Entries supplied →

━━━━━━━━

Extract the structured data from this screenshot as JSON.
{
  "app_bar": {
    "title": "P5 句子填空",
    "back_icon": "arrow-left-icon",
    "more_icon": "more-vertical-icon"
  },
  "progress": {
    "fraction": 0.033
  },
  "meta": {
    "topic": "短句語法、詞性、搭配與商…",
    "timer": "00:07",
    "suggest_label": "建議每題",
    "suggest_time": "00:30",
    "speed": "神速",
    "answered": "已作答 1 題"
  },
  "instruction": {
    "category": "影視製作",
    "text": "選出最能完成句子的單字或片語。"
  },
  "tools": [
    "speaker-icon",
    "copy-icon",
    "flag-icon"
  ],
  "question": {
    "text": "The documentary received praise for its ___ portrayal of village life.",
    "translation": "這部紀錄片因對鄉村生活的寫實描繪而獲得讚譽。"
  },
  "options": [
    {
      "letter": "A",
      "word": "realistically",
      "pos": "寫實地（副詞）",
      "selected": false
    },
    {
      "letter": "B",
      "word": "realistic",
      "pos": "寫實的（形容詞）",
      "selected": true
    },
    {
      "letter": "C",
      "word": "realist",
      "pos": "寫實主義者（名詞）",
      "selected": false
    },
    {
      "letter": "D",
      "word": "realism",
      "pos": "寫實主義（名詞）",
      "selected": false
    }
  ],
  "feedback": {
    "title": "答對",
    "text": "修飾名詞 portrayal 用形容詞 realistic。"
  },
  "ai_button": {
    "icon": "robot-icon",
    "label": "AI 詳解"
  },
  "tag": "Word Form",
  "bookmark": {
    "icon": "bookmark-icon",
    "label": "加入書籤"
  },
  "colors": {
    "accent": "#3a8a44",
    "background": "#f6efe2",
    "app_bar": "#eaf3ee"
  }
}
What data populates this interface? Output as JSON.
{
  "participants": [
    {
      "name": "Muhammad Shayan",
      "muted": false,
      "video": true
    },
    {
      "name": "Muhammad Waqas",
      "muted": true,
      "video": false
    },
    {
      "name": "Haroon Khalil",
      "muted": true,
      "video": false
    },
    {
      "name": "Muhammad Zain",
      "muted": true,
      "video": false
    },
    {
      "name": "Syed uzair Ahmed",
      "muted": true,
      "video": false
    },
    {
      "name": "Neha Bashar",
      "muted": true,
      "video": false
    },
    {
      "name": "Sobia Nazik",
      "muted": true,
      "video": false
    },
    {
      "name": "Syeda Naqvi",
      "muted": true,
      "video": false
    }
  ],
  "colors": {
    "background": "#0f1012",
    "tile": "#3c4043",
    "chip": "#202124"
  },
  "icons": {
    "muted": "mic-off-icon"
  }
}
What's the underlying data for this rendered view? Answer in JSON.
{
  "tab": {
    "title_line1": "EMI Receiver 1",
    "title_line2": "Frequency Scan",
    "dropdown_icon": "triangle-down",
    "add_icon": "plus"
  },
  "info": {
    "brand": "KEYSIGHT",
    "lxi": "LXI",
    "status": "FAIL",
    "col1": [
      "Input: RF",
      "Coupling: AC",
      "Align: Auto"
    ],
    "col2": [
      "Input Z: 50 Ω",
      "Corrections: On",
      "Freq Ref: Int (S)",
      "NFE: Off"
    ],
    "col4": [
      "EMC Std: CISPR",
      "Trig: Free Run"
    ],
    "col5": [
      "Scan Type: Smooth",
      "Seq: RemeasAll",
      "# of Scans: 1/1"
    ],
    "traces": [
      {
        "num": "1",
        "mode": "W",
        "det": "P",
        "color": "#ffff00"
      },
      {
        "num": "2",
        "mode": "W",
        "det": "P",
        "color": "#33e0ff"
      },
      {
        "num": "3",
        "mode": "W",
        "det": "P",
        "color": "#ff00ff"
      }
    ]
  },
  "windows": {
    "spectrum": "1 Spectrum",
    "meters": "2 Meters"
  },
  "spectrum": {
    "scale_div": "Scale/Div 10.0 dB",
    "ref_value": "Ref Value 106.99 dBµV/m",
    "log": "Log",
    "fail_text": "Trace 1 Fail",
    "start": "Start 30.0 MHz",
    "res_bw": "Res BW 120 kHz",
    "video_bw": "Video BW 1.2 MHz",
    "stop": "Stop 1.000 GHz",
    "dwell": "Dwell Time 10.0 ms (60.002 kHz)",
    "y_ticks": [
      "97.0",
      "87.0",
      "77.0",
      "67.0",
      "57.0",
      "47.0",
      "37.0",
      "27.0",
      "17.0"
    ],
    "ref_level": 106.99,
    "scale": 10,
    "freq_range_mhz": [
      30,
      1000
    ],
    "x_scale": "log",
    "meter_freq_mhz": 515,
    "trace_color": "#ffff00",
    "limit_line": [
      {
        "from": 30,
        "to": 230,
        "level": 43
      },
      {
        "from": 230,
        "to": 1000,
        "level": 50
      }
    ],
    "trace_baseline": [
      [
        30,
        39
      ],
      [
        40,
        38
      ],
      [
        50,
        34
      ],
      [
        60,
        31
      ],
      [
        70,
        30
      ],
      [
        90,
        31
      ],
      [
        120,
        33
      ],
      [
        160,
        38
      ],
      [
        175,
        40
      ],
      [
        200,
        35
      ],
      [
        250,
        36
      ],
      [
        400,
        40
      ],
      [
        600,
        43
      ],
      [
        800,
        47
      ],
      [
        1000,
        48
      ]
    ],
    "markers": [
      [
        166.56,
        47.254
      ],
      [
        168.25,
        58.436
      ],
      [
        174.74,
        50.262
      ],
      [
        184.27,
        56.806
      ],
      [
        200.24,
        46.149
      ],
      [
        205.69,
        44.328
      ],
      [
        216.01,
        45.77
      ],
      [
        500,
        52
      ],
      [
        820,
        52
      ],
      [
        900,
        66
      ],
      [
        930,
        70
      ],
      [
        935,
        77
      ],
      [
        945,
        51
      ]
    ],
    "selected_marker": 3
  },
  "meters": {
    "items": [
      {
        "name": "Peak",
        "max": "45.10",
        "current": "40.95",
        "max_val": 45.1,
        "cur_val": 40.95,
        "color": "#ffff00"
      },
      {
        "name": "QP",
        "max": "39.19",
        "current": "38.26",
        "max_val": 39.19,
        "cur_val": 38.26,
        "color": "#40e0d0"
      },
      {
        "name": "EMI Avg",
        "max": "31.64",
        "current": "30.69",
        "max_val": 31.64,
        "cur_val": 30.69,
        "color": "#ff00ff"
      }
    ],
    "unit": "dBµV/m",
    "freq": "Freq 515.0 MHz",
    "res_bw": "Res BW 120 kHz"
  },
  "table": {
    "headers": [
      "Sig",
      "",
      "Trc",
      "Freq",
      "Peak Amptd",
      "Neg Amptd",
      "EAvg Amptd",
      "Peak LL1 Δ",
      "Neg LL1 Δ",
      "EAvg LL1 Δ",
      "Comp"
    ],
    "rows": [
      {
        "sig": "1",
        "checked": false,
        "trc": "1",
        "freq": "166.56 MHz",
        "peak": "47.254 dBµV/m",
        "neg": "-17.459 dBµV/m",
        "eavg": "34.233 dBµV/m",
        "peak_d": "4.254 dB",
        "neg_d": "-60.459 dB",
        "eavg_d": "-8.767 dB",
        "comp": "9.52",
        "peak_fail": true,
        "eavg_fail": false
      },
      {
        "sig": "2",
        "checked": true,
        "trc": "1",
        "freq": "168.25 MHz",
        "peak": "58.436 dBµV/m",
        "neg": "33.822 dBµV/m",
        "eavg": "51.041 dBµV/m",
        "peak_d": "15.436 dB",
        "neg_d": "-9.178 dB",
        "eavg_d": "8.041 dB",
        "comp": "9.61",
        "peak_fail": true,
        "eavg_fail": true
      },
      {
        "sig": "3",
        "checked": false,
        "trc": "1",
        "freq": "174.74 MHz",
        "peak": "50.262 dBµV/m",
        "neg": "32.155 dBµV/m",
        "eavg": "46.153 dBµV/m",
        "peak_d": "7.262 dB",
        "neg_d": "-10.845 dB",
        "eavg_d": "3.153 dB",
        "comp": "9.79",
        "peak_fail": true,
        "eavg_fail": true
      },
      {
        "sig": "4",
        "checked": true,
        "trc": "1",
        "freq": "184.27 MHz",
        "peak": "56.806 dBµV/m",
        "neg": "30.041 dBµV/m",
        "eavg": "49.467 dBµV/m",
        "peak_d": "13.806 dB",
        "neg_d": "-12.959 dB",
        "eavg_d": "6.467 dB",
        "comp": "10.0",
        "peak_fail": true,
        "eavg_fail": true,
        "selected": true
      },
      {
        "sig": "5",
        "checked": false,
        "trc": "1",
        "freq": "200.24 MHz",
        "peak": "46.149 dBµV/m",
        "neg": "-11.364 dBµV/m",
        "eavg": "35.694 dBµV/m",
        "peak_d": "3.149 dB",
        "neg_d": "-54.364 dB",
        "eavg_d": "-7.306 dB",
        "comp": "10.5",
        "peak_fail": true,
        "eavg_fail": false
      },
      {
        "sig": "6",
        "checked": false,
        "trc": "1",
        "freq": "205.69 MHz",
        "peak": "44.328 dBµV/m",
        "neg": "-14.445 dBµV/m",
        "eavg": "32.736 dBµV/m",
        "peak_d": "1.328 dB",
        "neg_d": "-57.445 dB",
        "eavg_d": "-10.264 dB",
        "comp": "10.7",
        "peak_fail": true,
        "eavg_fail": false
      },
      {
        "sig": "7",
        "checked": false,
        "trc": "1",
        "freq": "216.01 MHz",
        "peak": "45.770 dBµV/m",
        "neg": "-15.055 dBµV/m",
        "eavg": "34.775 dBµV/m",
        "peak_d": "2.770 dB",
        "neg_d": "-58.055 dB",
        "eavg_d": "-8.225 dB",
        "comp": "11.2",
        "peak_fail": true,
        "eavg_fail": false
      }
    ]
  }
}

━━━━━━━━

Exercise objective → Give the number of lines in the entries that hold the word "name", and nothing else.

Solution for this exercise → 11